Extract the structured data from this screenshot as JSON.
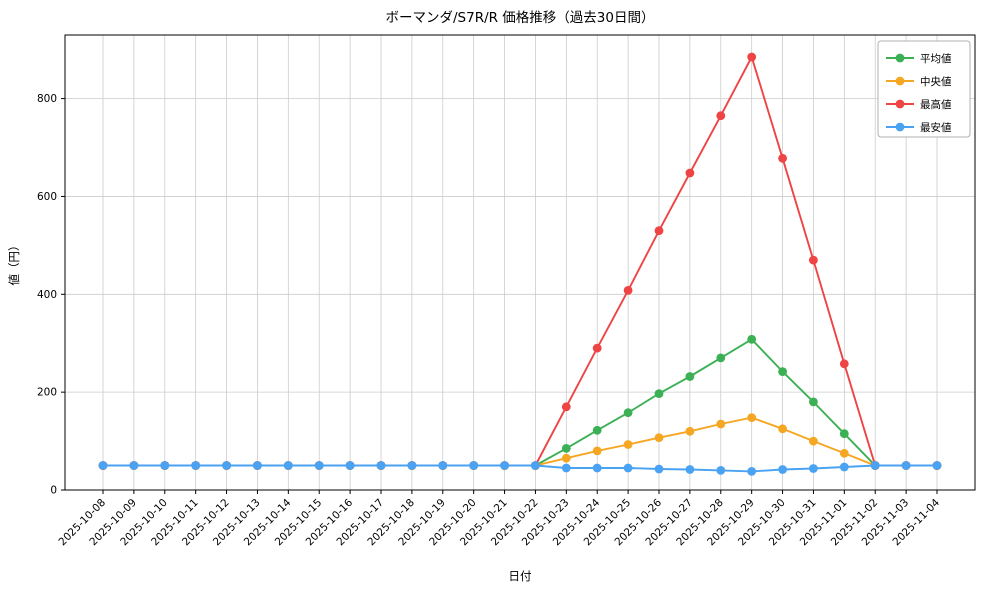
{
  "chart_data": {
    "type": "line",
    "title": "ボーマンダ/S7R/R 価格推移（過去30日間）",
    "xlabel": "日付",
    "ylabel": "値（円）",
    "ylim": [
      0,
      930
    ],
    "yticks": [
      0,
      200,
      400,
      600,
      800
    ],
    "grid": true,
    "legend_position": "top-right",
    "colors": {
      "avg": "#3cb054",
      "median": "#f5a623",
      "max": "#ef4444",
      "min": "#4aa2f2",
      "grid": "#cccccc",
      "border": "#000000",
      "legend_border": "#b0b0b0"
    },
    "categories": [
      "2025-10-08",
      "2025-10-09",
      "2025-10-10",
      "2025-10-11",
      "2025-10-12",
      "2025-10-13",
      "2025-10-14",
      "2025-10-15",
      "2025-10-16",
      "2025-10-17",
      "2025-10-18",
      "2025-10-19",
      "2025-10-20",
      "2025-10-21",
      "2025-10-22",
      "2025-10-23",
      "2025-10-24",
      "2025-10-25",
      "2025-10-26",
      "2025-10-27",
      "2025-10-28",
      "2025-10-29",
      "2025-10-30",
      "2025-10-31",
      "2025-11-01",
      "2025-11-02",
      "2025-11-03",
      "2025-11-04"
    ],
    "series": [
      {
        "name": "平均値",
        "key": "avg",
        "values": [
          50,
          50,
          50,
          50,
          50,
          50,
          50,
          50,
          50,
          50,
          50,
          50,
          50,
          50,
          50,
          85,
          122,
          158,
          197,
          232,
          270,
          308,
          242,
          180,
          115,
          50,
          50,
          50
        ]
      },
      {
        "name": "中央値",
        "key": "median",
        "values": [
          50,
          50,
          50,
          50,
          50,
          50,
          50,
          50,
          50,
          50,
          50,
          50,
          50,
          50,
          50,
          65,
          80,
          93,
          107,
          120,
          135,
          148,
          125,
          100,
          75,
          50,
          50,
          50
        ]
      },
      {
        "name": "最高値",
        "key": "max",
        "values": [
          50,
          50,
          50,
          50,
          50,
          50,
          50,
          50,
          50,
          50,
          50,
          50,
          50,
          50,
          50,
          170,
          290,
          408,
          530,
          648,
          765,
          885,
          678,
          470,
          258,
          50,
          50,
          50
        ]
      },
      {
        "name": "最安値",
        "key": "min",
        "values": [
          50,
          50,
          50,
          50,
          50,
          50,
          50,
          50,
          50,
          50,
          50,
          50,
          50,
          50,
          50,
          45,
          45,
          45,
          43,
          42,
          40,
          38,
          42,
          44,
          47,
          50,
          50,
          50
        ]
      }
    ]
  }
}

----

* **WORK TO COMPLETE**
Repeat everything in the records precisely. Images are excluded from the copy.

* **CORRECT RESPONSE**
Extract the structured data from this screenshot as JSON.
{
  "chart_data": {
    "type": "line",
    "title": "ボーマンダ/S7R/R 価格推移（過去30日間）",
    "xlabel": "日付",
    "ylabel": "値（円）",
    "ylim": [
      0,
      930
    ],
    "yticks": [
      0,
      200,
      400,
      600,
      800
    ],
    "grid": true,
    "legend_position": "top-right",
    "colors": {
      "avg": "#3cb054",
      "median": "#f5a623",
      "max": "#ef4444",
      "min": "#4aa2f2",
      "grid": "#cccccc",
      "border": "#000000",
      "legend_border": "#b0b0b0"
    },
    "categories": [
      "2025-10-08",
      "2025-10-09",
      "2025-10-10",
      "2025-10-11",
      "2025-10-12",
      "2025-10-13",
      "2025-10-14",
      "2025-10-15",
      "2025-10-16",
      "2025-10-17",
      "2025-10-18",
      "2025-10-19",
      "2025-10-20",
      "2025-10-21",
      "2025-10-22",
      "2025-10-23",
      "2025-10-24",
      "2025-10-25",
      "2025-10-26",
      "2025-10-27",
      "2025-10-28",
      "2025-10-29",
      "2025-10-30",
      "2025-10-31",
      "2025-11-01",
      "2025-11-02",
      "2025-11-03",
      "2025-11-04"
    ],
    "series": [
      {
        "name": "平均値",
        "key": "avg",
        "values": [
          50,
          50,
          50,
          50,
          50,
          50,
          50,
          50,
          50,
          50,
          50,
          50,
          50,
          50,
          50,
          85,
          122,
          158,
          197,
          232,
          270,
          308,
          242,
          180,
          115,
          50,
          50,
          50
        ]
      },
      {
        "name": "中央値",
        "key": "median",
        "values": [
          50,
          50,
          50,
          50,
          50,
          50,
          50,
          50,
          50,
          50,
          50,
          50,
          50,
          50,
          50,
          65,
          80,
          93,
          107,
          120,
          135,
          148,
          125,
          100,
          75,
          50,
          50,
          50
        ]
      },
      {
        "name": "最高値",
        "key": "max",
        "values": [
          50,
          50,
          50,
          50,
          50,
          50,
          50,
          50,
          50,
          50,
          50,
          50,
          50,
          50,
          50,
          170,
          290,
          408,
          530,
          648,
          765,
          885,
          678,
          470,
          258,
          50,
          50,
          50
        ]
      },
      {
        "name": "最安値",
        "key": "min",
        "values": [
          50,
          50,
          50,
          50,
          50,
          50,
          50,
          50,
          50,
          50,
          50,
          50,
          50,
          50,
          50,
          45,
          45,
          45,
          43,
          42,
          40,
          38,
          42,
          44,
          47,
          50,
          50,
          50
        ]
      }
    ]
  }
}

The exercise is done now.